> Instructions to follow
The entries below should be output exactly as written.

> Data entries
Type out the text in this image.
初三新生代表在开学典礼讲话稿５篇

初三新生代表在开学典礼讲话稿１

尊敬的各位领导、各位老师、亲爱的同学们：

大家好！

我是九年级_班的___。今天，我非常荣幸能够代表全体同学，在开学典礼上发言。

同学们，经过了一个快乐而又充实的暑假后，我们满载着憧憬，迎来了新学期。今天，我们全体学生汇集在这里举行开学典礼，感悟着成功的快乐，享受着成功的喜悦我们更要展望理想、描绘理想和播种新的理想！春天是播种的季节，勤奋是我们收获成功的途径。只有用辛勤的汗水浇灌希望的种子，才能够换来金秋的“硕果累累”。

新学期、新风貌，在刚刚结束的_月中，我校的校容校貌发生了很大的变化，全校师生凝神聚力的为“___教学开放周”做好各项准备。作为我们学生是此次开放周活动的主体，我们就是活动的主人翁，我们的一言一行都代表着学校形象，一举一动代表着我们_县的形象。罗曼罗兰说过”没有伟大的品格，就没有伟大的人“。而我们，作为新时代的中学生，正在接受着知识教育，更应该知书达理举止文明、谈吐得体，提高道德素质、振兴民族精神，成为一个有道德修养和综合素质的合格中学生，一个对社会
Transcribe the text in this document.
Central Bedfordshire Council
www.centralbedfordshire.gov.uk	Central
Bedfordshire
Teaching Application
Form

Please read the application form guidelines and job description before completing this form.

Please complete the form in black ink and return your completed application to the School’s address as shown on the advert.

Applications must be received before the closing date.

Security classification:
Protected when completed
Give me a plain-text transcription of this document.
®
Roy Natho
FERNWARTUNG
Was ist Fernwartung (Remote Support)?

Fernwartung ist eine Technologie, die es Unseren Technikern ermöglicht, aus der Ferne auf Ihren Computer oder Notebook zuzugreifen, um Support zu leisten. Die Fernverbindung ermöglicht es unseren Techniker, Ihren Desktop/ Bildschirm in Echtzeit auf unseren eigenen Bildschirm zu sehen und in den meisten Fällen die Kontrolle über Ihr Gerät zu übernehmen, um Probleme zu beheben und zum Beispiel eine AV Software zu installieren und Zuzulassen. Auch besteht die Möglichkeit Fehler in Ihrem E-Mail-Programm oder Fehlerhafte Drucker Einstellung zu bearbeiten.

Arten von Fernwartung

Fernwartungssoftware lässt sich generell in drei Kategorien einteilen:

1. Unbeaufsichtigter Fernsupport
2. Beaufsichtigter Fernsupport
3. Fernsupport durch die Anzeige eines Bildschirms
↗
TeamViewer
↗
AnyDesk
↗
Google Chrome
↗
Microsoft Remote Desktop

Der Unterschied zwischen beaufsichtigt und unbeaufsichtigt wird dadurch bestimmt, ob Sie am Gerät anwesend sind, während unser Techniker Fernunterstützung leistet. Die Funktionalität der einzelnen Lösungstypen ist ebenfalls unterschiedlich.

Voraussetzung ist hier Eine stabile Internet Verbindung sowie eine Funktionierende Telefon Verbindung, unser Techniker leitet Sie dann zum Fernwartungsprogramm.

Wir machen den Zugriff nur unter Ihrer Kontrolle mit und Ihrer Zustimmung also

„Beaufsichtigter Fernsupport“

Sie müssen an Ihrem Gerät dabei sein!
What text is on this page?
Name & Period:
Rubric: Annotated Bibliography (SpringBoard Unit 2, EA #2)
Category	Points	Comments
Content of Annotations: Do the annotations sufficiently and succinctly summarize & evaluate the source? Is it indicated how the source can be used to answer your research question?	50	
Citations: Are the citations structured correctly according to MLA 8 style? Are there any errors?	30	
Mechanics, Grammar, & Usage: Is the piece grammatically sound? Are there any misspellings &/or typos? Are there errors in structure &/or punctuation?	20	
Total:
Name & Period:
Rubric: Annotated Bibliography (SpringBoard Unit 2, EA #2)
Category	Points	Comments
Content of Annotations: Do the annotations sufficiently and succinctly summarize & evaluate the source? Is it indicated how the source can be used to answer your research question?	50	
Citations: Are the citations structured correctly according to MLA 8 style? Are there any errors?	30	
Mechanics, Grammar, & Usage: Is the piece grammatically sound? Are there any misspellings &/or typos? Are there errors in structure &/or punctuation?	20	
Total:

> The completed task
Type out the text in this image.
初三新生代表在开学典礼讲话稿５篇

初三新生代表在开学典礼讲话稿１

尊敬的各位领导、各位老师、亲爱的同学们：

大家好！

我是九年级_班的___。今天，我非常荣幸能够代表全体同学，在开学典礼上发言。

同学们，经过了一个快乐而又充实的暑假后，我们满载着憧憬，迎来了新学期。今天，我们全体学生汇集在这里举行开学典礼，感悟着成功的快乐，享受着成功的喜悦我们更要展望理想、描绘理想和播种新的理想！春天是播种的季节，勤奋是我们收获成功的途径。只有用辛勤的汗水浇灌希望的种子，才能够换来金秋的“硕果累累”。

新学期、新风貌，在刚刚结束的_月中，我校的校容校貌发生了很大的变化，全校师生凝神聚力的为“___教学开放周”做好各项准备。作为我们学生是此次开放周活动的主体，我们就是活动的主人翁，我们的一言一行都代表着学校形象，一举一动代表着我们_县的形象。罗曼罗兰说过”没有伟大的品格，就没有伟大的人“。而我们，作为新时代的中学生，正在接受着知识教育，更应该知书达理举止文明、谈吐得体，提高道德素质、振兴民族精神，成为一个有道德修养和综合素质的合格中学生，一个对社会
Transcribe the text in this document.
Central Bedfordshire Council
www.centralbedfordshire.gov.uk	Central
Bedfordshire
Teaching Application
Form

Please read the application form guidelines and job description before completing this form.

Please complete the form in black ink and return your completed application to the School’s address as shown on the advert.

Applications must be received before the closing date.

Security classification:
Protected when completed
Give me a plain-text transcription of this document.
®
Roy Natho
FERNWARTUNG
Was ist Fernwartung (Remote Support)?

Fernwartung ist eine Technologie, die es Unseren Technikern ermöglicht, aus der Ferne auf Ihren Computer oder Notebook zuzugreifen, um Support zu leisten. Die Fernverbindung ermöglicht es unseren Techniker, Ihren Desktop/ Bildschirm in Echtzeit auf unseren eigenen Bildschirm zu sehen und in den meisten Fällen die Kontrolle über Ihr Gerät zu übernehmen, um Probleme zu beheben und zum Beispiel eine AV Software zu installieren und Zuzulassen. Auch besteht die Möglichkeit Fehler in Ihrem E-Mail-Programm oder Fehlerhafte Drucker Einstellung zu bearbeiten.

Arten von Fernwartung

Fernwartungssoftware lässt sich generell in drei Kategorien einteilen:

1. Unbeaufsichtigter Fernsupport
2. Beaufsichtigter Fernsupport
3. Fernsupport durch die Anzeige eines Bildschirms
↗
TeamViewer
↗
AnyDesk
↗
Google Chrome
↗
Microsoft Remote Desktop

Der Unterschied zwischen beaufsichtigt und unbeaufsichtigt wird dadurch bestimmt, ob Sie am Gerät anwesend sind, während unser Techniker Fernunterstützung leistet. Die Funktionalität der einzelnen Lösungstypen ist ebenfalls unterschiedlich.

Voraussetzung ist hier Eine stabile Internet Verbindung sowie eine Funktionierende Telefon Verbindung, unser Techniker leitet Sie dann zum Fernwartungsprogramm.

Wir machen den Zugriff nur unter Ihrer Kontrolle mit und Ihrer Zustimmung also

„Beaufsichtigter Fernsupport“

Sie müssen an Ihrem Gerät dabei sein!
What text is on this page?
Name & Period:
Rubric: Annotated Bibliography (SpringBoard Unit 2, EA #2)
Category	Points	Comments
Content of Annotations: Do the annotations sufficiently and succinctly summarize & evaluate the source? Is it indicated how the source can be used to answer your research question?	50	
Citations: Are the citations structured correctly according to MLA 8 style? Are there any errors?	30	
Mechanics, Grammar, & Usage: Is the piece grammatically sound? Are there any misspellings &/or typos? Are there errors in structure &/or punctuation?	20	
Total:
Name & Period:
Rubric: Annotated Bibliography (SpringBoard Unit 2, EA #2)
Category	Points	Comments
Content of Annotations: Do the annotations sufficiently and succinctly summarize & evaluate the source? Is it indicated how the source can be used to answer your research question?	50	
Citations: Are the citations structured correctly according to MLA 8 style? Are there any errors?	30	
Mechanics, Grammar, & Usage: Is the piece grammatically sound? Are there any misspellings &/or typos? Are there errors in structure &/or punctuation?	20	
Total:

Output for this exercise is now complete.